Paul Parker

Paul Parker

Director of Consulting Services, Advanced Analytics Centre of Excellence

Can we trust AI? 

We’re beginning to see it everywhere. Netflix and Amazon recommend us products and entertainment daily. Spotify's AI DJ is now responsible for curating our favourite tunes. We don’t even blink as every day we rely on facial recognition as the primary security measure for safeguarding all the data on our phones, including photos and online banking information.

As AI integrates into our working lives, as it inevitably will, shouldn’t we be sceptical of the responsibility we will hold for the decisions our models make? This blog examines how the growing interpretability of AI can address these concerns and shed a moral light on the next wave of AI development.

Artificial Intelligence has become an integral part of modern business and policymaking, promising efficiency gains, cost savings, and improved decision-making. However, a significant obstacle to fully embracing AI is the lack of transparency in AI models.

If stakeholders cannot understand how AI models arrive at their decisions, it becomes challenging to have faith in their accuracy, fairness, and reliability. Without trust, stakeholders may be unwilling to incorporate AI solutions into their operations or policies, which could lead to missed opportunities for efficiency gains, cost savings, and improved decision-making.

Researchers are actively combatting this issue by developing state-of-the-art explainability methods. Below we have grouped the methods into three more specific areas:

  1. Local explanations: for instance, focus on explaining individual AI predictions, helping stakeholders understand the reasoning behind a single outcome even in complex models
  2. Visual explanations: represent the inner workings of AI models through graphical or visual elements, making complex models more accessible and interpretable. These visualisations, such as heatmaps and scatter plots, allow stakeholders to gain insights into model behaviour quickly
  3. Feature importance: It involves evaluating the relative contribution of each input feature in influencing the AI model's decisions. This transparency helps build trust, identify biases, and make informed decisions about the model's application and potential improvements.
********************
#### [Given exercise 1]
According to the blog on trusting AI, what security measure do we rely on every day to protect the data on our phones?

Recorded data
********************
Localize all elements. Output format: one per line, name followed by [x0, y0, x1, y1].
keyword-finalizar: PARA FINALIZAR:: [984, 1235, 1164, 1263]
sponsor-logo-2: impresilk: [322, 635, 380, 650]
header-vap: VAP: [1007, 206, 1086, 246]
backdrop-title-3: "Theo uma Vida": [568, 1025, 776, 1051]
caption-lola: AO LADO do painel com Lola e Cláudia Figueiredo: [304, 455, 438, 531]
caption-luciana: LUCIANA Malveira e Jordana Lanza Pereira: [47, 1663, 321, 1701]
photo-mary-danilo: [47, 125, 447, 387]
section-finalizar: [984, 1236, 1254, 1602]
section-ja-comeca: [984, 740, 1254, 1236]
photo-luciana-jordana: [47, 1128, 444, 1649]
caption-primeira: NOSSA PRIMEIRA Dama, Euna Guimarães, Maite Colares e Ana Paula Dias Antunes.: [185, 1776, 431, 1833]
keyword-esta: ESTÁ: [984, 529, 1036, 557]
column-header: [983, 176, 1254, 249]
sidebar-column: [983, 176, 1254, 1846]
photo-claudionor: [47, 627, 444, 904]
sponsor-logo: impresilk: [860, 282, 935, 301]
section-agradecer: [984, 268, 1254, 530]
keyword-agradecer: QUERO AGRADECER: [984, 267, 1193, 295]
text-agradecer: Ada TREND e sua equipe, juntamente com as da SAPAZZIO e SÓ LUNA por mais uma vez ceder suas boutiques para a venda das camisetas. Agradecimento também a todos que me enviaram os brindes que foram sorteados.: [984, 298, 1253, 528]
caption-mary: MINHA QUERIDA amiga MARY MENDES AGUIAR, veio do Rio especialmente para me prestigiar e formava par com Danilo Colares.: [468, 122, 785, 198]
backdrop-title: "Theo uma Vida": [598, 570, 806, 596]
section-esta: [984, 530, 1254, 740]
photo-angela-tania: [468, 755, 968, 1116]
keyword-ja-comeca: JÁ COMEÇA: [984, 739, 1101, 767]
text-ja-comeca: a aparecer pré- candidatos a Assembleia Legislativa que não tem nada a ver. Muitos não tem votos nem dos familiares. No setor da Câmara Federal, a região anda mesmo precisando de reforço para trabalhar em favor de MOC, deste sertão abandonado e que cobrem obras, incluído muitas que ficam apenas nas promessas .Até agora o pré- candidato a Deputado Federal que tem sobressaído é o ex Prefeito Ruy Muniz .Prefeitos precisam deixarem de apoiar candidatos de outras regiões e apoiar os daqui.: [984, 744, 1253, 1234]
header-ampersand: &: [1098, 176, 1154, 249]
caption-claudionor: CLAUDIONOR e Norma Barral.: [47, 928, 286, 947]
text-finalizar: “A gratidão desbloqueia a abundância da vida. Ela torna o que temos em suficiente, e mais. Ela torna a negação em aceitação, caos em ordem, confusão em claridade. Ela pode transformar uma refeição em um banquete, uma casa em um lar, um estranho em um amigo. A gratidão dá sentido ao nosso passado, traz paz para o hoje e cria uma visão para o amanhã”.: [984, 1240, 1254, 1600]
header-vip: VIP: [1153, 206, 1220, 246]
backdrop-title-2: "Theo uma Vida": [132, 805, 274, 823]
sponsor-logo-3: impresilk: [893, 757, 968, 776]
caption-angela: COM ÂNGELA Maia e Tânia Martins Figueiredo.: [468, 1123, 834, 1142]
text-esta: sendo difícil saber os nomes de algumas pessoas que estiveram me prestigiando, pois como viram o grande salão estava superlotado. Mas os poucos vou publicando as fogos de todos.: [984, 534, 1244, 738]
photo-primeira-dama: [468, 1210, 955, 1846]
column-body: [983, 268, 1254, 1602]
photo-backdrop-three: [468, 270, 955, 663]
********************
#### [Given exercise 2]
Reproduce the records exactly, everything from their first line down to the line containing "1025, 776, 1051]", including both of those lines.

#### [Correct result 1]
Facial recognition.

#### [Correct result 2]
Localize all elements. Output format: one per line, name followed by [x0, y0, x1, y1].
keyword-finalizar: PARA FINALIZAR:: [984, 1235, 1164, 1263]
sponsor-logo-2: impresilk: [322, 635, 380, 650]
header-vap: VAP: [1007, 206, 1086, 246]
backdrop-title-3: "Theo uma Vida": [568, 1025, 776, 1051]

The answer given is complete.